§ **Requirements**: Review the material and extract every line in which the word "From" occurs.

§ **Data extract**:
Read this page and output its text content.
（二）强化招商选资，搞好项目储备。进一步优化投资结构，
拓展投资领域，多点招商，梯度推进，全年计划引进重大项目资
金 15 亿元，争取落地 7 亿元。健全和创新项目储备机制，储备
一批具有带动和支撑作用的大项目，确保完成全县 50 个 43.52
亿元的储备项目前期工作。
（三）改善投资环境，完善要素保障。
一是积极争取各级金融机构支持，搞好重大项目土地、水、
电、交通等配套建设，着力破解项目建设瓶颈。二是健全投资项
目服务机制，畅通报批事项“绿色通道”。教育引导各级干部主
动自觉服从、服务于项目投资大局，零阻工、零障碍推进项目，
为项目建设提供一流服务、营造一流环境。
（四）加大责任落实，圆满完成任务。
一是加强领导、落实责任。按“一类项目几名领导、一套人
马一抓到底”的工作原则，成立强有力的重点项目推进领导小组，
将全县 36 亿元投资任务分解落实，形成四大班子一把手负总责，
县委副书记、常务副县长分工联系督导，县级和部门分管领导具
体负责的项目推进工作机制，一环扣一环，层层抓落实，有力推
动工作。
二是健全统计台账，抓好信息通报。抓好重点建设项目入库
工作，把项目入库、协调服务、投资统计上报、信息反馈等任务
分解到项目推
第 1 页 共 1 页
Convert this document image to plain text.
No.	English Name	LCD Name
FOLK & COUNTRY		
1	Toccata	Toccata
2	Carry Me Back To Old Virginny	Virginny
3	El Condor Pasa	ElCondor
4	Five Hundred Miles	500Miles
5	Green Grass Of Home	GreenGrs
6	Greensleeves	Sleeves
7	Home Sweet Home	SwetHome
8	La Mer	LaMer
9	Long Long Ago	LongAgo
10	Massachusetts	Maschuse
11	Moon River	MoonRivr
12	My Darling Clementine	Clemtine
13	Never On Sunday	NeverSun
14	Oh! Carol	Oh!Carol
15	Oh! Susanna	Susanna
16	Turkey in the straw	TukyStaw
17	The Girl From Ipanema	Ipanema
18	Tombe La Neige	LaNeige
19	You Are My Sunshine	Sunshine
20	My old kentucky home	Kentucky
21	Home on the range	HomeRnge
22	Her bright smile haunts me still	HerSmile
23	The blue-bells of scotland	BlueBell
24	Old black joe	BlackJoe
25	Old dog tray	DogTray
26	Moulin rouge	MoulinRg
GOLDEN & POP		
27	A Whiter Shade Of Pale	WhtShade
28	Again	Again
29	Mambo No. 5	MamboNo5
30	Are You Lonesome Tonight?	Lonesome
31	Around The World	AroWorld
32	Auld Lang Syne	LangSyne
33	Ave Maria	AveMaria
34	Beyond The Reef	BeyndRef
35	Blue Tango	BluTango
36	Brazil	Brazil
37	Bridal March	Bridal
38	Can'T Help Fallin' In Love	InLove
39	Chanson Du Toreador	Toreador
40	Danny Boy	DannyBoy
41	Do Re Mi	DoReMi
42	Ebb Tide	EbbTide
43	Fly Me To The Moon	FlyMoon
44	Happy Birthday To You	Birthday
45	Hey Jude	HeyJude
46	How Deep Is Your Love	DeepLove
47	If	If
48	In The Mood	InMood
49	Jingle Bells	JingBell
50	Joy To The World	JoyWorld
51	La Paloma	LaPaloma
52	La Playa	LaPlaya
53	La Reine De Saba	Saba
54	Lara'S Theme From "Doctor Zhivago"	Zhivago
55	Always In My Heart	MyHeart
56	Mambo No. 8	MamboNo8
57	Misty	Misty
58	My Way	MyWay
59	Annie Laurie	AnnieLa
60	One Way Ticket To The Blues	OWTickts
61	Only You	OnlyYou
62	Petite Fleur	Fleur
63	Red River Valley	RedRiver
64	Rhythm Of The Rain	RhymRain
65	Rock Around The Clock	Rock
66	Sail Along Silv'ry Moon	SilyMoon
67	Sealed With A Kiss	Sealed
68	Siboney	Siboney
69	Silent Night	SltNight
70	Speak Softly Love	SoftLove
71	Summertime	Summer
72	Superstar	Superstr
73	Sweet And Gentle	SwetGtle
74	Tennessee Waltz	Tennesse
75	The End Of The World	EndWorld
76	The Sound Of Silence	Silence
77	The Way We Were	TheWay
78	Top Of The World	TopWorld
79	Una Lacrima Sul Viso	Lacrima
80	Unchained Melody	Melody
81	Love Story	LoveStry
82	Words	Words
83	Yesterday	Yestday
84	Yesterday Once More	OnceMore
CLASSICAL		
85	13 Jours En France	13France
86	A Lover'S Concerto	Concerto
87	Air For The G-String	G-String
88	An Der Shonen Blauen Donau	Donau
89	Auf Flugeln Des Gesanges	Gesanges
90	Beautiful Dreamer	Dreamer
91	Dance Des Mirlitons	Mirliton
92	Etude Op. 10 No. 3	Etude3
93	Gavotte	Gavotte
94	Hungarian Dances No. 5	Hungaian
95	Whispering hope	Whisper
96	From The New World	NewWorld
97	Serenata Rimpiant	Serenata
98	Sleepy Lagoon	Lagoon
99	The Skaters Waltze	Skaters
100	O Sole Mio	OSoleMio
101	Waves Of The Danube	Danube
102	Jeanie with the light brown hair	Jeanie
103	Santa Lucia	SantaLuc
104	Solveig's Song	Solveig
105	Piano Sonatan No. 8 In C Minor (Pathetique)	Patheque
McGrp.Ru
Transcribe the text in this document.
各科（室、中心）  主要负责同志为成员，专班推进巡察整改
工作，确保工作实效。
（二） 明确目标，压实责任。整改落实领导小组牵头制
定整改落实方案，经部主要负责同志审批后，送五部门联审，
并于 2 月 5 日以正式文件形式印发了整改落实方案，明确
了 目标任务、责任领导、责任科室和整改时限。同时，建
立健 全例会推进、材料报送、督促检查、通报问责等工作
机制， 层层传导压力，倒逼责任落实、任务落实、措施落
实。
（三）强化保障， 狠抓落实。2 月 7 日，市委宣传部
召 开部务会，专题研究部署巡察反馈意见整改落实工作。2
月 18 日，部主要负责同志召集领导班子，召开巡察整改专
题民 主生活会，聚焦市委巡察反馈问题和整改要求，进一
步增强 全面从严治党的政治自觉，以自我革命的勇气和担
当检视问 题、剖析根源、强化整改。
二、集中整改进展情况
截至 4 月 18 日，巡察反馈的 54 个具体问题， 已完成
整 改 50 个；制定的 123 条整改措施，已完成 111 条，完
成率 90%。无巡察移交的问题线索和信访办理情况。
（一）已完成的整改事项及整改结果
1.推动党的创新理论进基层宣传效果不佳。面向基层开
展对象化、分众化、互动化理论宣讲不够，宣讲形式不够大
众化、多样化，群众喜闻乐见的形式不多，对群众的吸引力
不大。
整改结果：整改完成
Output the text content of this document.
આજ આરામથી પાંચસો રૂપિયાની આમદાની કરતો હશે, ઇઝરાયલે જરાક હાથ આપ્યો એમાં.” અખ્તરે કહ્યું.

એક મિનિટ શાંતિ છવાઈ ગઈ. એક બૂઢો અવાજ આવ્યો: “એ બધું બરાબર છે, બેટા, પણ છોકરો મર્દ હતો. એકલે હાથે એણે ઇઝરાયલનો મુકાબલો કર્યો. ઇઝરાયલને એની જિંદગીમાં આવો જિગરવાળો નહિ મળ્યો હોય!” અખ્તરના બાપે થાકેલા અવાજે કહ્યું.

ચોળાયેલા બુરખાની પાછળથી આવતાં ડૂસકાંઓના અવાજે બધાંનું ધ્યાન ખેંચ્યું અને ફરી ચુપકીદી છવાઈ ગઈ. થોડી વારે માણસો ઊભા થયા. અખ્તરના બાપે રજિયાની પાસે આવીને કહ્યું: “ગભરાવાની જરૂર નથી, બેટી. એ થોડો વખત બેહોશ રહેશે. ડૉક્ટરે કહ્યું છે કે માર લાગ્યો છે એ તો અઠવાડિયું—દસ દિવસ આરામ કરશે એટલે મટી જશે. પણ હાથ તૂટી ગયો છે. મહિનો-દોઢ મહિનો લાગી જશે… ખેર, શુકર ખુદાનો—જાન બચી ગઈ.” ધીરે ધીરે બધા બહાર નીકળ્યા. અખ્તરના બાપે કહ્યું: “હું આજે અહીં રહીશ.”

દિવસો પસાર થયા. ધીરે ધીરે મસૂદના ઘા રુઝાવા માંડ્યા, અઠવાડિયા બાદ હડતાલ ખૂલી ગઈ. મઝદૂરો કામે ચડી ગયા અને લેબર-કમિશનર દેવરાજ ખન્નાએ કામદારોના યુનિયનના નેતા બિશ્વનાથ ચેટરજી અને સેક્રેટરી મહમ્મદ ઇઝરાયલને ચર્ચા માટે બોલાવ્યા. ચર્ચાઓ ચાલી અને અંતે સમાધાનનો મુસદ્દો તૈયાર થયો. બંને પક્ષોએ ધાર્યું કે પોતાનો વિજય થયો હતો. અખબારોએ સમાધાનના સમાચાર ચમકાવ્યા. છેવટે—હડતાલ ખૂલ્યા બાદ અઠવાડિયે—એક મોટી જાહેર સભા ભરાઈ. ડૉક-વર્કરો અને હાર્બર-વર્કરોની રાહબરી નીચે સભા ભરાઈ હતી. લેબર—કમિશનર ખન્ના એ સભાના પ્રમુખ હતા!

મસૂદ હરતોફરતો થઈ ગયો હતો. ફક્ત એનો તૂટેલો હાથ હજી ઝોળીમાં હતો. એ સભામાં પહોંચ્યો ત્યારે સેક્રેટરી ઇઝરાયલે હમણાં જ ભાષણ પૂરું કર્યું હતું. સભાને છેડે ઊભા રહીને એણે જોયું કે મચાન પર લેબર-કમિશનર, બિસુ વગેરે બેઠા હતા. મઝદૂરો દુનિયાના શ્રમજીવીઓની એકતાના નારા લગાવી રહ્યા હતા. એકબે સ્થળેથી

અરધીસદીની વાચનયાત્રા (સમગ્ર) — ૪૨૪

§ **Response for this exercise**:
17	The Girl From Ipanema	Ipanema
54	Lara'S Theme From "Doctor Zhivago"	Zhivago
96	From The New World	NewWorld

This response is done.